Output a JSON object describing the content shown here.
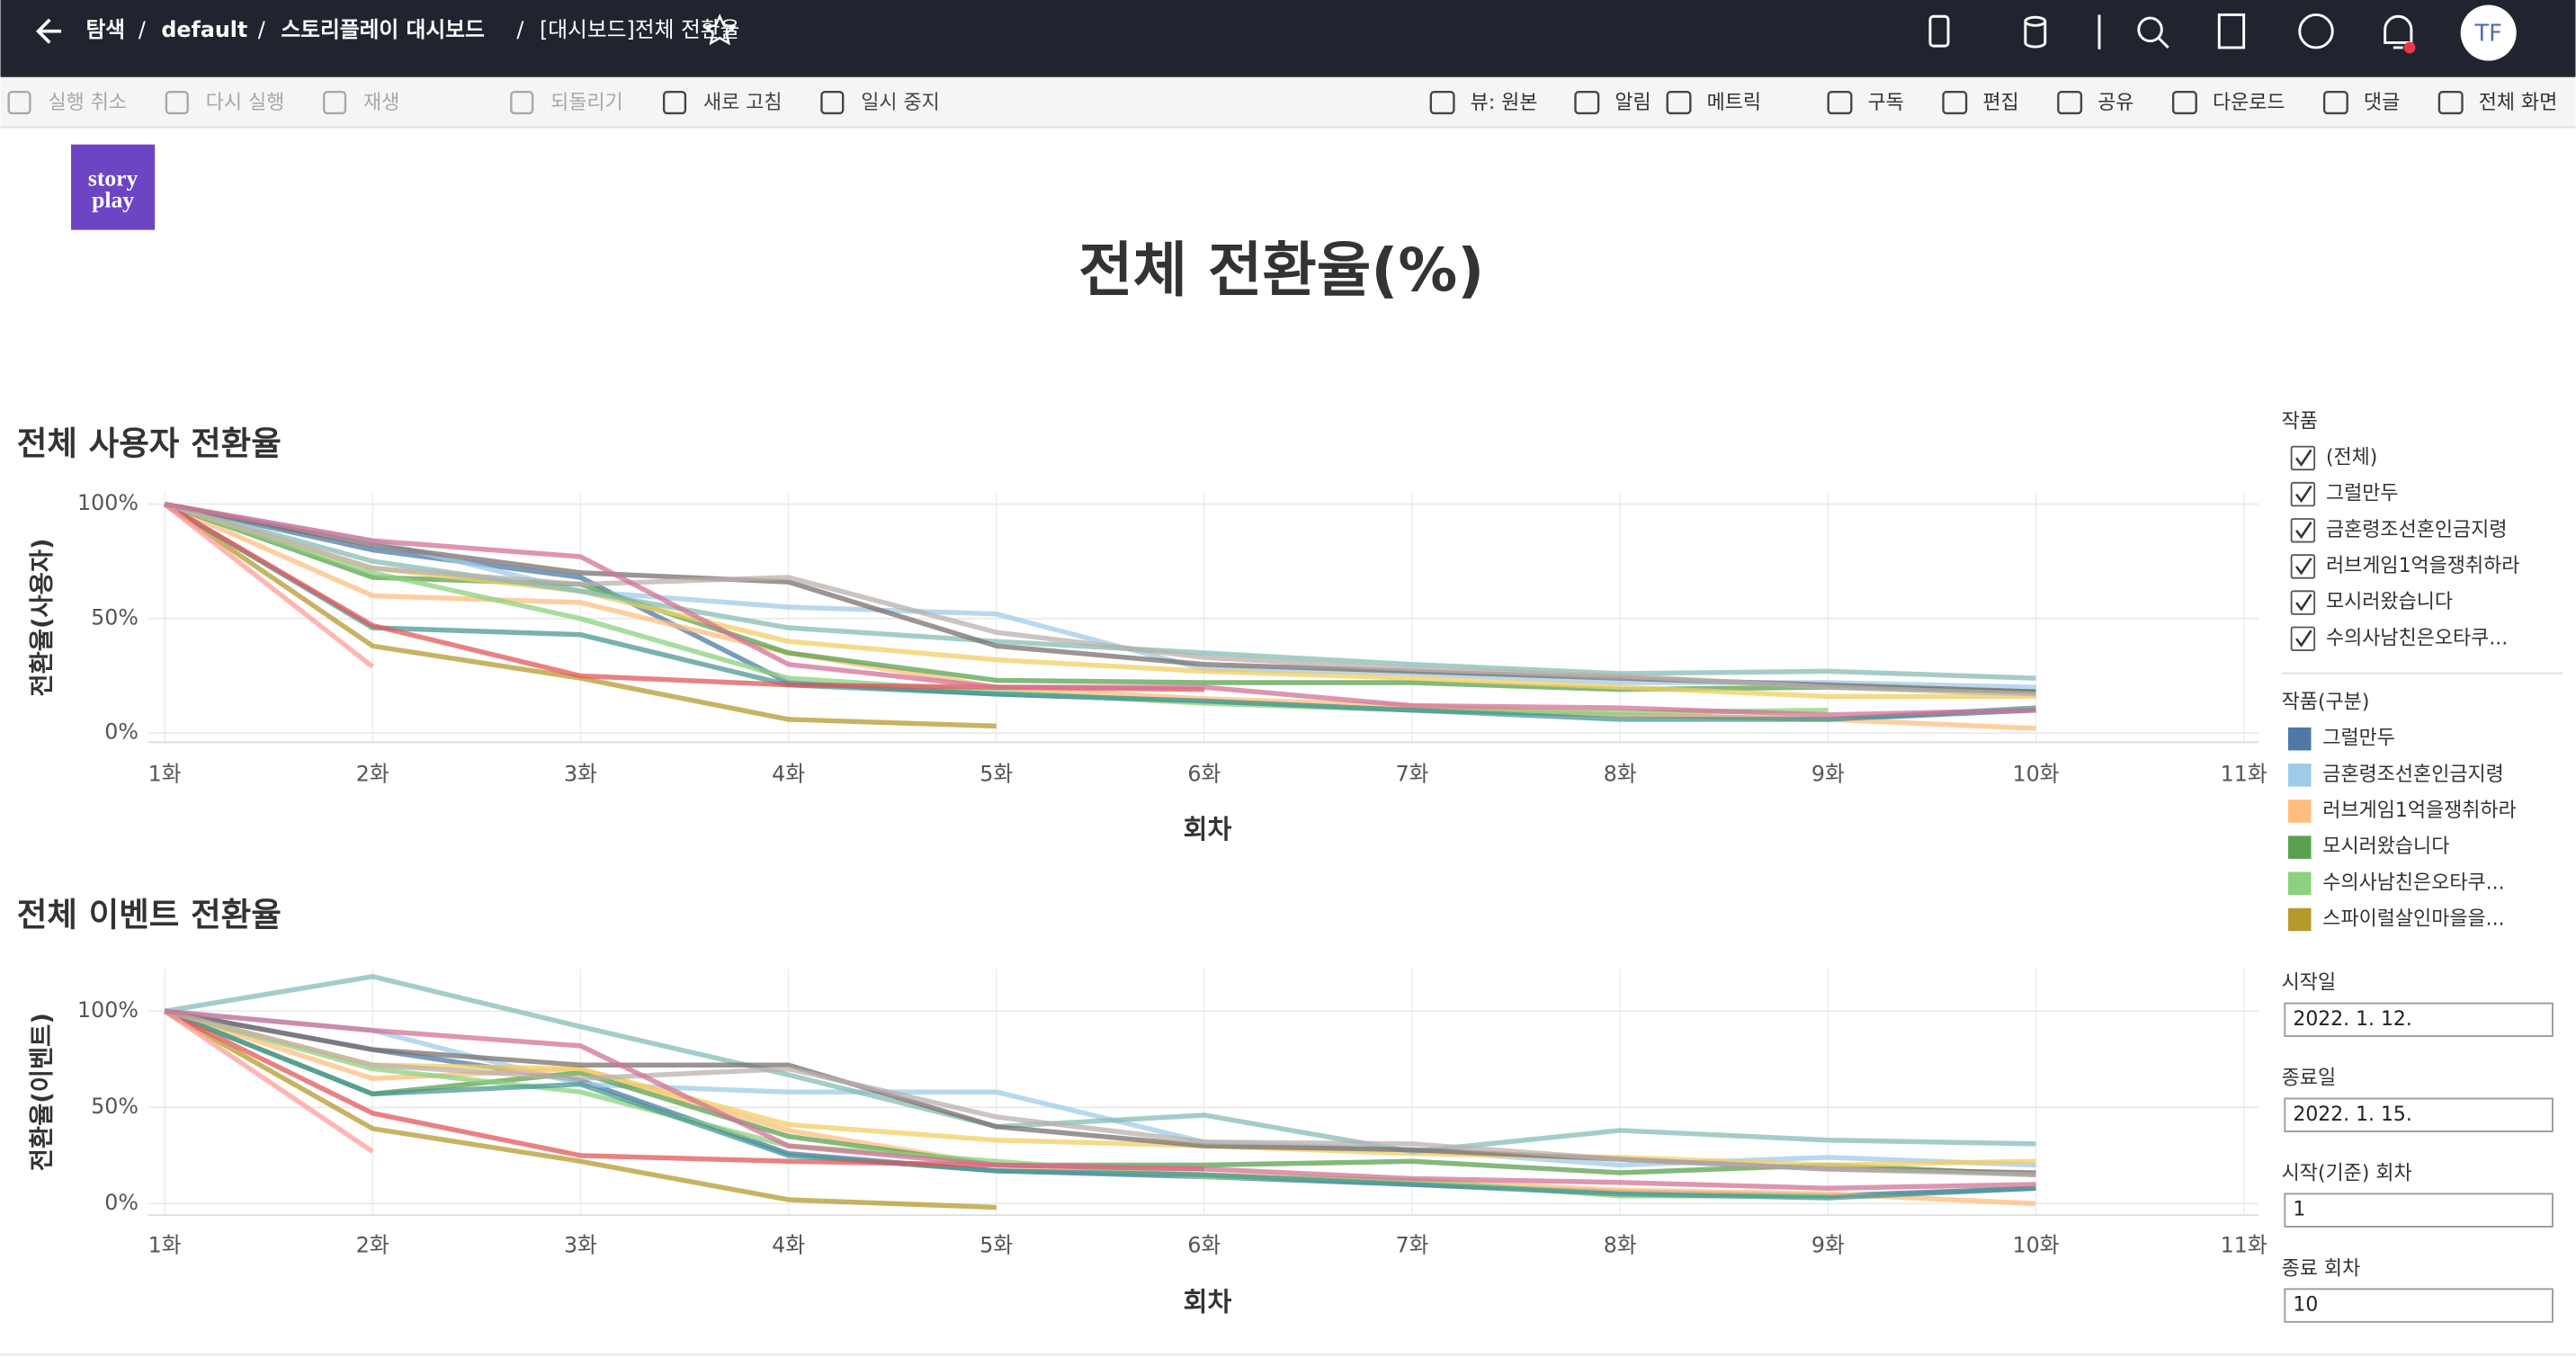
{
  "header": {
    "breadcrumb": [
      "탐색",
      "default",
      "스토리플레이 대시보드",
      "[대시보드]전체 전환율"
    ],
    "separator": "/",
    "avatar": "TF"
  },
  "toolbar": {
    "left": [
      "실행 취소",
      "다시 실행",
      "재생",
      "되돌리기",
      "새로 고침",
      "일시 중지"
    ],
    "right": [
      "뷰: 원본",
      "알림",
      "메트릭",
      "구독",
      "편집",
      "공유",
      "다운로드",
      "댓글",
      "전체 화면"
    ]
  },
  "logo": [
    "story",
    "play"
  ],
  "title": "전체 전환율(%)",
  "chart_data": [
    {
      "type": "line",
      "title": "전체 사용자 전환율",
      "xlabel": "회차",
      "ylabel": "전환율(사용자)",
      "categories": [
        "1화",
        "2화",
        "3화",
        "4화",
        "5화",
        "6화",
        "7화",
        "8화",
        "9화",
        "10화",
        "11화"
      ],
      "ylim": [
        -4,
        105
      ],
      "yticks": [
        {
          "value": 0,
          "label": "0%"
        },
        {
          "value": 50,
          "label": "50%"
        },
        {
          "value": 100,
          "label": "100%"
        }
      ],
      "grid": true,
      "series": [
        {
          "name": "그럴만두",
          "color": "#4e79a7",
          "values": [
            100,
            80,
            68,
            22,
            17,
            14,
            10,
            8,
            6,
            10,
            null
          ]
        },
        {
          "name": "금혼령조선혼인금지령",
          "color": "#a0cbe8",
          "values": [
            100,
            84,
            62,
            55,
            52,
            28,
            26,
            22,
            22,
            20,
            null
          ]
        },
        {
          "name": "러브게임1억을쟁취하라",
          "color": "#ffbe7d",
          "values": [
            100,
            60,
            57,
            35,
            20,
            15,
            12,
            8,
            6,
            2,
            null
          ]
        },
        {
          "name": "모시러왔습니다",
          "color": "#59a14f",
          "values": [
            100,
            68,
            65,
            35,
            23,
            22,
            22,
            19,
            20,
            18,
            null
          ]
        },
        {
          "name": "수의사남친은오타쿠...",
          "color": "#8cd17d",
          "values": [
            100,
            70,
            50,
            24,
            18,
            13,
            10,
            9,
            10,
            null,
            null
          ]
        },
        {
          "name": "스파이럴살인마을을...",
          "color": "#b6992d",
          "values": [
            100,
            38,
            24,
            6,
            3,
            null,
            null,
            null,
            null,
            null,
            null
          ]
        },
        {
          "color": "#f1ce63",
          "values": [
            100,
            72,
            62,
            40,
            32,
            27,
            24,
            20,
            16,
            16,
            null
          ]
        },
        {
          "color": "#499894",
          "values": [
            100,
            46,
            43,
            21,
            17,
            14,
            10,
            6,
            6,
            11,
            null
          ]
        },
        {
          "color": "#86bcb6",
          "values": [
            100,
            75,
            62,
            46,
            40,
            35,
            30,
            26,
            27,
            24,
            null
          ]
        },
        {
          "color": "#e15759",
          "values": [
            100,
            47,
            25,
            21,
            20,
            19,
            null,
            null,
            null,
            null,
            null
          ]
        },
        {
          "color": "#ff9d9a",
          "values": [
            100,
            29,
            null,
            null,
            null,
            null,
            null,
            null,
            null,
            null,
            null
          ]
        },
        {
          "color": "#79706e",
          "values": [
            100,
            82,
            70,
            66,
            38,
            30,
            27,
            24,
            21,
            18,
            null
          ]
        },
        {
          "color": "#bab0ac",
          "values": [
            100,
            72,
            65,
            68,
            44,
            33,
            28,
            25,
            20,
            17,
            null
          ]
        },
        {
          "color": "#d37295",
          "values": [
            100,
            84,
            77,
            30,
            20,
            20,
            12,
            11,
            8,
            10,
            null
          ]
        }
      ]
    },
    {
      "type": "line",
      "title": "전체 이벤트 전환율",
      "xlabel": "회차",
      "ylabel": "전환율(이벤트)",
      "categories": [
        "1화",
        "2화",
        "3화",
        "4화",
        "5화",
        "6화",
        "7화",
        "8화",
        "9화",
        "10화",
        "11화"
      ],
      "ylim": [
        -6,
        122
      ],
      "yticks": [
        {
          "value": 0,
          "label": "0%"
        },
        {
          "value": 50,
          "label": "50%"
        },
        {
          "value": 100,
          "label": "100%"
        }
      ],
      "grid": true,
      "series": [
        {
          "color": "#4e79a7",
          "values": [
            100,
            80,
            64,
            26,
            17,
            14,
            10,
            6,
            4,
            8,
            null
          ]
        },
        {
          "color": "#a0cbe8",
          "values": [
            100,
            90,
            62,
            58,
            58,
            32,
            28,
            20,
            24,
            20,
            null
          ]
        },
        {
          "color": "#ffbe7d",
          "values": [
            100,
            65,
            70,
            38,
            20,
            15,
            12,
            7,
            5,
            0,
            null
          ]
        },
        {
          "color": "#59a14f",
          "values": [
            100,
            57,
            68,
            35,
            20,
            20,
            22,
            16,
            20,
            15,
            null
          ]
        },
        {
          "color": "#8cd17d",
          "values": [
            100,
            70,
            58,
            30,
            22,
            14,
            12,
            4,
            4,
            null,
            null
          ]
        },
        {
          "color": "#b6992d",
          "values": [
            100,
            39,
            22,
            2,
            -2,
            null,
            null,
            null,
            null,
            null,
            null
          ]
        },
        {
          "color": "#f1ce63",
          "values": [
            100,
            72,
            70,
            41,
            33,
            30,
            26,
            24,
            20,
            22,
            null
          ]
        },
        {
          "color": "#499894",
          "values": [
            100,
            57,
            62,
            25,
            17,
            15,
            10,
            5,
            3,
            8,
            null
          ]
        },
        {
          "color": "#86bcb6",
          "values": [
            100,
            118,
            92,
            67,
            40,
            46,
            27,
            38,
            33,
            31,
            null
          ]
        },
        {
          "color": "#e15759",
          "values": [
            100,
            47,
            25,
            22,
            20,
            18,
            null,
            null,
            null,
            null,
            null
          ]
        },
        {
          "color": "#ff9d9a",
          "values": [
            100,
            27,
            null,
            null,
            null,
            null,
            null,
            null,
            null,
            null,
            null
          ]
        },
        {
          "color": "#79706e",
          "values": [
            100,
            80,
            72,
            72,
            40,
            30,
            28,
            23,
            18,
            16,
            null
          ]
        },
        {
          "color": "#bab0ac",
          "values": [
            100,
            72,
            65,
            70,
            45,
            32,
            31,
            23,
            18,
            15,
            null
          ]
        },
        {
          "color": "#d37295",
          "values": [
            100,
            90,
            82,
            30,
            20,
            18,
            13,
            11,
            8,
            10,
            null
          ]
        }
      ]
    }
  ],
  "filters": {
    "works": {
      "title": "작품",
      "items": [
        "(전체)",
        "그럴만두",
        "금혼령조선혼인금지령",
        "러브게임1억을쟁취하라",
        "모시러왔습니다",
        "수의사남친은오타쿠..."
      ]
    },
    "legend_title": "작품(구분)",
    "fields": [
      {
        "label": "시작일",
        "value": "2022. 1. 12."
      },
      {
        "label": "종료일",
        "value": "2022. 1. 15."
      },
      {
        "label": "시작(기준) 회차",
        "value": "1"
      },
      {
        "label": "종료 회차",
        "value": "10"
      }
    ]
  }
}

-=-=-

What the task requires >>
Give the data again exactly as written, with all pictures left out.

Written solution >>
Output a JSON object describing the content shown here.
{
  "header": {
    "breadcrumb": [
      "탐색",
      "default",
      "스토리플레이 대시보드",
      "[대시보드]전체 전환율"
    ],
    "separator": "/",
    "avatar": "TF"
  },
  "toolbar": {
    "left": [
      "실행 취소",
      "다시 실행",
      "재생",
      "되돌리기",
      "새로 고침",
      "일시 중지"
    ],
    "right": [
      "뷰: 원본",
      "알림",
      "메트릭",
      "구독",
      "편집",
      "공유",
      "다운로드",
      "댓글",
      "전체 화면"
    ]
  },
  "logo": [
    "story",
    "play"
  ],
  "title": "전체 전환율(%)",
  "chart_data": [
    {
      "type": "line",
      "title": "전체 사용자 전환율",
      "xlabel": "회차",
      "ylabel": "전환율(사용자)",
      "categories": [
        "1화",
        "2화",
        "3화",
        "4화",
        "5화",
        "6화",
        "7화",
        "8화",
        "9화",
        "10화",
        "11화"
      ],
      "ylim": [
        -4,
        105
      ],
      "yticks": [
        {
          "value": 0,
          "label": "0%"
        },
        {
          "value": 50,
          "label": "50%"
        },
        {
          "value": 100,
          "label": "100%"
        }
      ],
      "grid": true,
      "series": [
        {
          "name": "그럴만두",
          "color": "#4e79a7",
          "values": [
            100,
            80,
            68,
            22,
            17,
            14,
            10,
            8,
            6,
            10,
            null
          ]
        },
        {
          "name": "금혼령조선혼인금지령",
          "color": "#a0cbe8",
          "values": [
            100,
            84,
            62,
            55,
            52,
            28,
            26,
            22,
            22,
            20,
            null
          ]
        },
        {
          "name": "러브게임1억을쟁취하라",
          "color": "#ffbe7d",
          "values": [
            100,
            60,
            57,
            35,
            20,
            15,
            12,
            8,
            6,
            2,
            null
          ]
        },
        {
          "name": "모시러왔습니다",
          "color": "#59a14f",
          "values": [
            100,
            68,
            65,
            35,
            23,
            22,
            22,
            19,
            20,
            18,
            null
          ]
        },
        {
          "name": "수의사남친은오타쿠...",
          "color": "#8cd17d",
          "values": [
            100,
            70,
            50,
            24,
            18,
            13,
            10,
            9,
            10,
            null,
            null
          ]
        },
        {
          "name": "스파이럴살인마을을...",
          "color": "#b6992d",
          "values": [
            100,
            38,
            24,
            6,
            3,
            null,
            null,
            null,
            null,
            null,
            null
          ]
        },
        {
          "color": "#f1ce63",
          "values": [
            100,
            72,
            62,
            40,
            32,
            27,
            24,
            20,
            16,
            16,
            null
          ]
        },
        {
          "color": "#499894",
          "values": [
            100,
            46,
            43,
            21,
            17,
            14,
            10,
            6,
            6,
            11,
            null
          ]
        },
        {
          "color": "#86bcb6",
          "values": [
            100,
            75,
            62,
            46,
            40,
            35,
            30,
            26,
            27,
            24,
            null
          ]
        },
        {
          "color": "#e15759",
          "values": [
            100,
            47,
            25,
            21,
            20,
            19,
            null,
            null,
            null,
            null,
            null
          ]
        },
        {
          "color": "#ff9d9a",
          "values": [
            100,
            29,
            null,
            null,
            null,
            null,
            null,
            null,
            null,
            null,
            null
          ]
        },
        {
          "color": "#79706e",
          "values": [
            100,
            82,
            70,
            66,
            38,
            30,
            27,
            24,
            21,
            18,
            null
          ]
        },
        {
          "color": "#bab0ac",
          "values": [
            100,
            72,
            65,
            68,
            44,
            33,
            28,
            25,
            20,
            17,
            null
          ]
        },
        {
          "color": "#d37295",
          "values": [
            100,
            84,
            77,
            30,
            20,
            20,
            12,
            11,
            8,
            10,
            null
          ]
        }
      ]
    },
    {
      "type": "line",
      "title": "전체 이벤트 전환율",
      "xlabel": "회차",
      "ylabel": "전환율(이벤트)",
      "categories": [
        "1화",
        "2화",
        "3화",
        "4화",
        "5화",
        "6화",
        "7화",
        "8화",
        "9화",
        "10화",
        "11화"
      ],
      "ylim": [
        -6,
        122
      ],
      "yticks": [
        {
          "value": 0,
          "label": "0%"
        },
        {
          "value": 50,
          "label": "50%"
        },
        {
          "value": 100,
          "label": "100%"
        }
      ],
      "grid": true,
      "series": [
        {
          "color": "#4e79a7",
          "values": [
            100,
            80,
            64,
            26,
            17,
            14,
            10,
            6,
            4,
            8,
            null
          ]
        },
        {
          "color": "#a0cbe8",
          "values": [
            100,
            90,
            62,
            58,
            58,
            32,
            28,
            20,
            24,
            20,
            null
          ]
        },
        {
          "color": "#ffbe7d",
          "values": [
            100,
            65,
            70,
            38,
            20,
            15,
            12,
            7,
            5,
            0,
            null
          ]
        },
        {
          "color": "#59a14f",
          "values": [
            100,
            57,
            68,
            35,
            20,
            20,
            22,
            16,
            20,
            15,
            null
          ]
        },
        {
          "color": "#8cd17d",
          "values": [
            100,
            70,
            58,
            30,
            22,
            14,
            12,
            4,
            4,
            null,
            null
          ]
        },
        {
          "color": "#b6992d",
          "values": [
            100,
            39,
            22,
            2,
            -2,
            null,
            null,
            null,
            null,
            null,
            null
          ]
        },
        {
          "color": "#f1ce63",
          "values": [
            100,
            72,
            70,
            41,
            33,
            30,
            26,
            24,
            20,
            22,
            null
          ]
        },
        {
          "color": "#499894",
          "values": [
            100,
            57,
            62,
            25,
            17,
            15,
            10,
            5,
            3,
            8,
            null
          ]
        },
        {
          "color": "#86bcb6",
          "values": [
            100,
            118,
            92,
            67,
            40,
            46,
            27,
            38,
            33,
            31,
            null
          ]
        },
        {
          "color": "#e15759",
          "values": [
            100,
            47,
            25,
            22,
            20,
            18,
            null,
            null,
            null,
            null,
            null
          ]
        },
        {
          "color": "#ff9d9a",
          "values": [
            100,
            27,
            null,
            null,
            null,
            null,
            null,
            null,
            null,
            null,
            null
          ]
        },
        {
          "color": "#79706e",
          "values": [
            100,
            80,
            72,
            72,
            40,
            30,
            28,
            23,
            18,
            16,
            null
          ]
        },
        {
          "color": "#bab0ac",
          "values": [
            100,
            72,
            65,
            70,
            45,
            32,
            31,
            23,
            18,
            15,
            null
          ]
        },
        {
          "color": "#d37295",
          "values": [
            100,
            90,
            82,
            30,
            20,
            18,
            13,
            11,
            8,
            10,
            null
          ]
        }
      ]
    }
  ],
  "filters": {
    "works": {
      "title": "작품",
      "items": [
        "(전체)",
        "그럴만두",
        "금혼령조선혼인금지령",
        "러브게임1억을쟁취하라",
        "모시러왔습니다",
        "수의사남친은오타쿠..."
      ]
    },
    "legend_title": "작품(구분)",
    "fields": [
      {
        "label": "시작일",
        "value": "2022. 1. 12."
      },
      {
        "label": "종료일",
        "value": "2022. 1. 15."
      },
      {
        "label": "시작(기준) 회차",
        "value": "1"
      },
      {
        "label": "종료 회차",
        "value": "10"
      }
    ]
  }
}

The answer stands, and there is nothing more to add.